» **GOAL**
Give every line again exactly as it appears, please, but not the pictures.

» **INPUT**
>>>>>

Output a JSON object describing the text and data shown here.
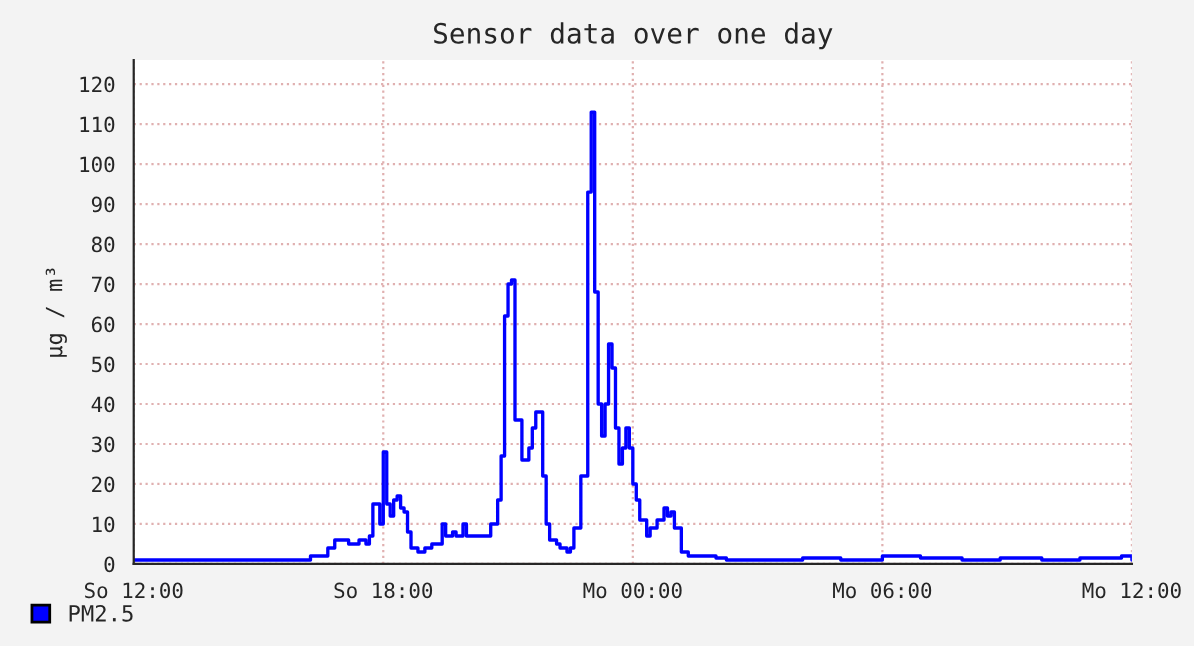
{
  "chart_data": {
    "type": "step",
    "title": "Sensor data over one day",
    "ylabel": "µg / m³",
    "categories": [
      "So 12:00",
      null,
      null,
      null,
      null,
      null,
      null,
      null,
      null,
      null,
      null,
      null,
      null,
      null,
      null,
      null,
      null,
      null,
      null,
      null,
      null,
      null,
      null,
      null,
      null,
      null,
      null,
      null,
      null,
      null,
      null,
      null,
      null,
      null,
      null,
      null,
      null,
      null,
      null,
      null,
      null,
      null,
      null,
      null,
      null,
      null,
      null,
      null,
      null,
      null,
      null,
      null,
      null,
      null,
      null,
      null,
      null,
      null,
      null,
      null,
      null,
      null,
      null,
      null,
      null,
      null,
      null,
      null,
      null,
      null,
      null,
      null,
      "So 18:00",
      null,
      null,
      null,
      null,
      null,
      null,
      null,
      null,
      null,
      null,
      null,
      null,
      null,
      null,
      null,
      null,
      null,
      null,
      null,
      null,
      null,
      null,
      null,
      null,
      null,
      null,
      null,
      null,
      null,
      null,
      null,
      null,
      null,
      null,
      null,
      null,
      null,
      null,
      null,
      null,
      null,
      null,
      null,
      null,
      null,
      null,
      null,
      null,
      null,
      null,
      null,
      null,
      null,
      null,
      null,
      null,
      null,
      null,
      null,
      null,
      null,
      null,
      null,
      null,
      null,
      null,
      null,
      null,
      null,
      null,
      null,
      "Mo 00:00",
      null,
      null,
      null,
      null,
      null,
      null,
      null,
      null,
      null,
      null,
      null,
      null,
      null,
      null,
      null,
      null,
      null,
      null,
      null,
      null,
      null,
      null,
      null,
      null,
      null,
      null,
      null,
      null,
      null,
      null,
      null,
      null,
      null,
      null,
      null,
      null,
      null,
      null,
      null,
      null,
      null,
      null,
      null,
      null,
      null,
      null,
      null,
      null,
      null,
      null,
      null,
      null,
      null,
      null,
      null,
      null,
      null,
      null,
      null,
      null,
      null,
      null,
      null,
      null,
      null,
      null,
      null,
      null,
      null,
      null,
      null,
      "Mo 06:00",
      null,
      null,
      null,
      null,
      null,
      null,
      null,
      null,
      null,
      null,
      null,
      null,
      null,
      null,
      null,
      null,
      null,
      null,
      null,
      null,
      null,
      null,
      null,
      null,
      null,
      null,
      null,
      null,
      null,
      null,
      null,
      null,
      null,
      null,
      null,
      null,
      null,
      null,
      null,
      null,
      null,
      null,
      null,
      null,
      null,
      null,
      null,
      null,
      null,
      null,
      null,
      null,
      null,
      null,
      null,
      null,
      null,
      null,
      null,
      null,
      null,
      null,
      null,
      null,
      null,
      null,
      null,
      null,
      null,
      null,
      null,
      "Mo 12:00"
    ],
    "series": [
      {
        "name": "PM2.5",
        "color": "#0000ff",
        "values": [
          1,
          1,
          1,
          1,
          1,
          1,
          1,
          1,
          1,
          1,
          1,
          1,
          1,
          1,
          1,
          1,
          1,
          1,
          1,
          1,
          1,
          1,
          1,
          1,
          1,
          1,
          1,
          1,
          1,
          1,
          1,
          1,
          1,
          1,
          1,
          1,
          1,
          1,
          1,
          1,
          1,
          1,
          1,
          1,
          1,
          1,
          1,
          1,
          1,
          1,
          1,
          2,
          2,
          2,
          2,
          2,
          4,
          4,
          6,
          6,
          6,
          6,
          5,
          5,
          5,
          6,
          6,
          5,
          7,
          15,
          15,
          10,
          28,
          15,
          12,
          16,
          17,
          14,
          13,
          8,
          4,
          4,
          3,
          3,
          4,
          4,
          5,
          5,
          5,
          10,
          7,
          7,
          8,
          7,
          7,
          10,
          7,
          7,
          7,
          7,
          7,
          7,
          7,
          10,
          10,
          16,
          27,
          62,
          70,
          71,
          36,
          36,
          26,
          26,
          29,
          34,
          38,
          38,
          22,
          10,
          6,
          6,
          5,
          4,
          4,
          3,
          4,
          9,
          9,
          22,
          22,
          93,
          113,
          68,
          40,
          32,
          40,
          55,
          49,
          34,
          25,
          29,
          34,
          29,
          20,
          16,
          11,
          11,
          7,
          9,
          9,
          11,
          11,
          14,
          12,
          13,
          9,
          9,
          3,
          3,
          2,
          2,
          2,
          2,
          2,
          2,
          2,
          2,
          1.5,
          1.5,
          1.5,
          1,
          1,
          1,
          1,
          1,
          1,
          1,
          1,
          1,
          1,
          1,
          1,
          1,
          1,
          1,
          1,
          1,
          1,
          1,
          1,
          1,
          1,
          1.5,
          1.5,
          1.5,
          1.5,
          1.5,
          1.5,
          1.5,
          1.5,
          1.5,
          1.5,
          1.5,
          1,
          1,
          1,
          1,
          1,
          1,
          1,
          1,
          1,
          1,
          1,
          1,
          2,
          2,
          2,
          2,
          2,
          2,
          2,
          2,
          2,
          2,
          2,
          1.5,
          1.5,
          1.5,
          1.5,
          1.5,
          1.5,
          1.5,
          1.5,
          1.5,
          1.5,
          1.5,
          1.5,
          1,
          1,
          1,
          1,
          1,
          1,
          1,
          1,
          1,
          1,
          1,
          1.5,
          1.5,
          1.5,
          1.5,
          1.5,
          1.5,
          1.5,
          1.5,
          1.5,
          1.5,
          1.5,
          1.5,
          1,
          1,
          1,
          1,
          1,
          1,
          1,
          1,
          1,
          1,
          1,
          1.5,
          1.5,
          1.5,
          1.5,
          1.5,
          1.5,
          1.5,
          1.5,
          1.5,
          1.5,
          1.5,
          1.5,
          2,
          2,
          2,
          1
        ]
      }
    ],
    "ylim": [
      0,
      126
    ],
    "yticks": [
      0,
      10,
      20,
      30,
      40,
      50,
      60,
      70,
      80,
      90,
      100,
      110,
      120
    ],
    "grid": true,
    "legend": "bottom left",
    "line_style": "solid",
    "marker": "none"
  }
}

<<<<<

» **THE SOLUTION**
Output a JSON object describing the text and data shown here.
{
  "chart_data": {
    "type": "step",
    "title": "Sensor data over one day",
    "ylabel": "µg / m³",
    "categories": [
      "So 12:00",
      null,
      null,
      null,
      null,
      null,
      null,
      null,
      null,
      null,
      null,
      null,
      null,
      null,
      null,
      null,
      null,
      null,
      null,
      null,
      null,
      null,
      null,
      null,
      null,
      null,
      null,
      null,
      null,
      null,
      null,
      null,
      null,
      null,
      null,
      null,
      null,
      null,
      null,
      null,
      null,
      null,
      null,
      null,
      null,
      null,
      null,
      null,
      null,
      null,
      null,
      null,
      null,
      null,
      null,
      null,
      null,
      null,
      null,
      null,
      null,
      null,
      null,
      null,
      null,
      null,
      null,
      null,
      null,
      null,
      null,
      null,
      "So 18:00",
      null,
      null,
      null,
      null,
      null,
      null,
      null,
      null,
      null,
      null,
      null,
      null,
      null,
      null,
      null,
      null,
      null,
      null,
      null,
      null,
      null,
      null,
      null,
      null,
      null,
      null,
      null,
      null,
      null,
      null,
      null,
      null,
      null,
      null,
      null,
      null,
      null,
      null,
      null,
      null,
      null,
      null,
      null,
      null,
      null,
      null,
      null,
      null,
      null,
      null,
      null,
      null,
      null,
      null,
      null,
      null,
      null,
      null,
      null,
      null,
      null,
      null,
      null,
      null,
      null,
      null,
      null,
      null,
      null,
      null,
      null,
      "Mo 00:00",
      null,
      null,
      null,
      null,
      null,
      null,
      null,
      null,
      null,
      null,
      null,
      null,
      null,
      null,
      null,
      null,
      null,
      null,
      null,
      null,
      null,
      null,
      null,
      null,
      null,
      null,
      null,
      null,
      null,
      null,
      null,
      null,
      null,
      null,
      null,
      null,
      null,
      null,
      null,
      null,
      null,
      null,
      null,
      null,
      null,
      null,
      null,
      null,
      null,
      null,
      null,
      null,
      null,
      null,
      null,
      null,
      null,
      null,
      null,
      null,
      null,
      null,
      null,
      null,
      null,
      null,
      null,
      null,
      null,
      null,
      null,
      "Mo 06:00",
      null,
      null,
      null,
      null,
      null,
      null,
      null,
      null,
      null,
      null,
      null,
      null,
      null,
      null,
      null,
      null,
      null,
      null,
      null,
      null,
      null,
      null,
      null,
      null,
      null,
      null,
      null,
      null,
      null,
      null,
      null,
      null,
      null,
      null,
      null,
      null,
      null,
      null,
      null,
      null,
      null,
      null,
      null,
      null,
      null,
      null,
      null,
      null,
      null,
      null,
      null,
      null,
      null,
      null,
      null,
      null,
      null,
      null,
      null,
      null,
      null,
      null,
      null,
      null,
      null,
      null,
      null,
      null,
      null,
      null,
      null,
      "Mo 12:00"
    ],
    "series": [
      {
        "name": "PM2.5",
        "color": "#0000ff",
        "values": [
          1,
          1,
          1,
          1,
          1,
          1,
          1,
          1,
          1,
          1,
          1,
          1,
          1,
          1,
          1,
          1,
          1,
          1,
          1,
          1,
          1,
          1,
          1,
          1,
          1,
          1,
          1,
          1,
          1,
          1,
          1,
          1,
          1,
          1,
          1,
          1,
          1,
          1,
          1,
          1,
          1,
          1,
          1,
          1,
          1,
          1,
          1,
          1,
          1,
          1,
          1,
          2,
          2,
          2,
          2,
          2,
          4,
          4,
          6,
          6,
          6,
          6,
          5,
          5,
          5,
          6,
          6,
          5,
          7,
          15,
          15,
          10,
          28,
          15,
          12,
          16,
          17,
          14,
          13,
          8,
          4,
          4,
          3,
          3,
          4,
          4,
          5,
          5,
          5,
          10,
          7,
          7,
          8,
          7,
          7,
          10,
          7,
          7,
          7,
          7,
          7,
          7,
          7,
          10,
          10,
          16,
          27,
          62,
          70,
          71,
          36,
          36,
          26,
          26,
          29,
          34,
          38,
          38,
          22,
          10,
          6,
          6,
          5,
          4,
          4,
          3,
          4,
          9,
          9,
          22,
          22,
          93,
          113,
          68,
          40,
          32,
          40,
          55,
          49,
          34,
          25,
          29,
          34,
          29,
          20,
          16,
          11,
          11,
          7,
          9,
          9,
          11,
          11,
          14,
          12,
          13,
          9,
          9,
          3,
          3,
          2,
          2,
          2,
          2,
          2,
          2,
          2,
          2,
          1.5,
          1.5,
          1.5,
          1,
          1,
          1,
          1,
          1,
          1,
          1,
          1,
          1,
          1,
          1,
          1,
          1,
          1,
          1,
          1,
          1,
          1,
          1,
          1,
          1,
          1,
          1.5,
          1.5,
          1.5,
          1.5,
          1.5,
          1.5,
          1.5,
          1.5,
          1.5,
          1.5,
          1.5,
          1,
          1,
          1,
          1,
          1,
          1,
          1,
          1,
          1,
          1,
          1,
          1,
          2,
          2,
          2,
          2,
          2,
          2,
          2,
          2,
          2,
          2,
          2,
          1.5,
          1.5,
          1.5,
          1.5,
          1.5,
          1.5,
          1.5,
          1.5,
          1.5,
          1.5,
          1.5,
          1.5,
          1,
          1,
          1,
          1,
          1,
          1,
          1,
          1,
          1,
          1,
          1,
          1.5,
          1.5,
          1.5,
          1.5,
          1.5,
          1.5,
          1.5,
          1.5,
          1.5,
          1.5,
          1.5,
          1.5,
          1,
          1,
          1,
          1,
          1,
          1,
          1,
          1,
          1,
          1,
          1,
          1.5,
          1.5,
          1.5,
          1.5,
          1.5,
          1.5,
          1.5,
          1.5,
          1.5,
          1.5,
          1.5,
          1.5,
          2,
          2,
          2,
          1
        ]
      }
    ],
    "ylim": [
      0,
      126
    ],
    "yticks": [
      0,
      10,
      20,
      30,
      40,
      50,
      60,
      70,
      80,
      90,
      100,
      110,
      120
    ],
    "grid": true,
    "legend": "bottom left",
    "line_style": "solid",
    "marker": "none"
  }
}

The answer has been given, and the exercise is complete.